EXERCISE: Look for the string "Cross" in the lines and copy each line that has it.

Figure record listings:
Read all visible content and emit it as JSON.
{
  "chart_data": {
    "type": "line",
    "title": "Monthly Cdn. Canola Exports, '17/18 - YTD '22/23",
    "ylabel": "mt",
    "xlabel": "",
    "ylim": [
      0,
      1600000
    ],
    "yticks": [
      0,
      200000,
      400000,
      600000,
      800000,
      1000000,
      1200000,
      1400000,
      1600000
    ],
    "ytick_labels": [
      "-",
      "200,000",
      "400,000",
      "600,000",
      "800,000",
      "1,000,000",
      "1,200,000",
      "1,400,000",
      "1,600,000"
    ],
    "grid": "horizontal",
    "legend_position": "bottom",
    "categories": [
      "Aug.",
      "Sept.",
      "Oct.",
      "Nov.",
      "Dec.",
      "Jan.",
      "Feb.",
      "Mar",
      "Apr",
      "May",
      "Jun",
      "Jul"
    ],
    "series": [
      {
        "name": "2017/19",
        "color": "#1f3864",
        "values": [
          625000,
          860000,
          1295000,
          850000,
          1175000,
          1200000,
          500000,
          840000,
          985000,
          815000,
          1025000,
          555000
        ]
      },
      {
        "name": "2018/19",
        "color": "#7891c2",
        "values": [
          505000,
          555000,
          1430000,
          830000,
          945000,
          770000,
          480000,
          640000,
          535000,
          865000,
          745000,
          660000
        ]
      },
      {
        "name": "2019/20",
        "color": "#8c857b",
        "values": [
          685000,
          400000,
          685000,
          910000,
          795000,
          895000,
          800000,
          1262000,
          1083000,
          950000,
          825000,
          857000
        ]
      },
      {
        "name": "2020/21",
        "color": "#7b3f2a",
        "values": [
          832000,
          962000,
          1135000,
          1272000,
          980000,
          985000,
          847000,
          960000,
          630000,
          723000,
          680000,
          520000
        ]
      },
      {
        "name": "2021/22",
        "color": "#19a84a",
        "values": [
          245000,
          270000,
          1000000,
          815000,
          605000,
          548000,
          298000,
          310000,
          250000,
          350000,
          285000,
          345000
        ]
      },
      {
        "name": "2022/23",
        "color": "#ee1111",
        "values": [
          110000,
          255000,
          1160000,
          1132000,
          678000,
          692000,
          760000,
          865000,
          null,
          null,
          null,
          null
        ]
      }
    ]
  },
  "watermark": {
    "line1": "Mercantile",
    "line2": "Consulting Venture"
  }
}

---

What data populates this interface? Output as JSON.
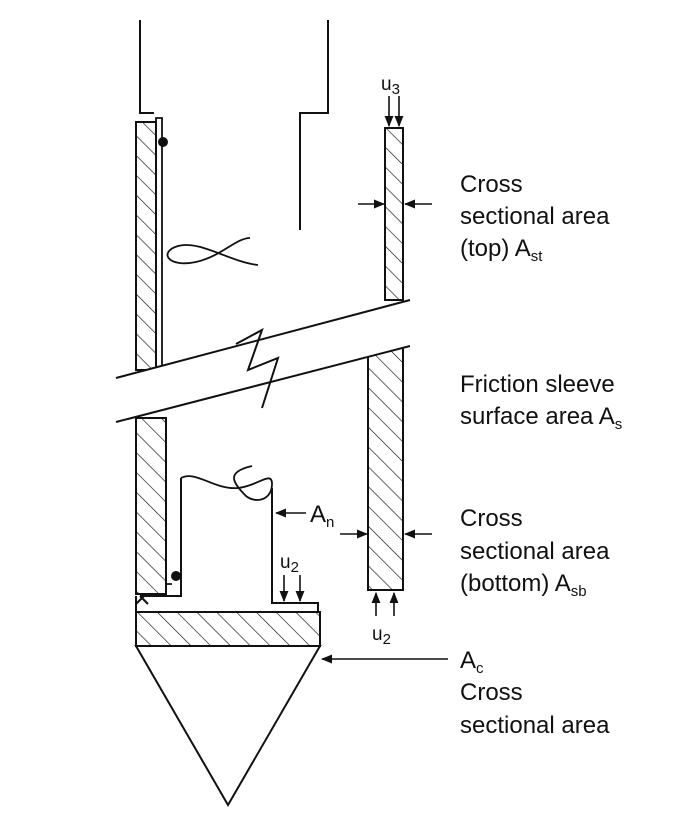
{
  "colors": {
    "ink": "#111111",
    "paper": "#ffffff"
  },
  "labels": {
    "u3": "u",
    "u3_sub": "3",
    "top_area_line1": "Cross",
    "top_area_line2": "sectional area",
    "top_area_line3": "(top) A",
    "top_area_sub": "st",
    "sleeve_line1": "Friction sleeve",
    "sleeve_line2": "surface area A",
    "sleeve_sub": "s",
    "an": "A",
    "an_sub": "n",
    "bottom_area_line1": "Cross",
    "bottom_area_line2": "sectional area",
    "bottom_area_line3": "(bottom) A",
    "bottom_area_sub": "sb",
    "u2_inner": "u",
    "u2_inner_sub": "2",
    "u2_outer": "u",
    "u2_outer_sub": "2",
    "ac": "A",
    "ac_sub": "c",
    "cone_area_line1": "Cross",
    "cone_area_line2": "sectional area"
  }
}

COMPLETE OUTPUT:
    "top_area_line1": "Cross",
    "bottom_area_line1": "Cross",
    "cone_area_line1": "Cross",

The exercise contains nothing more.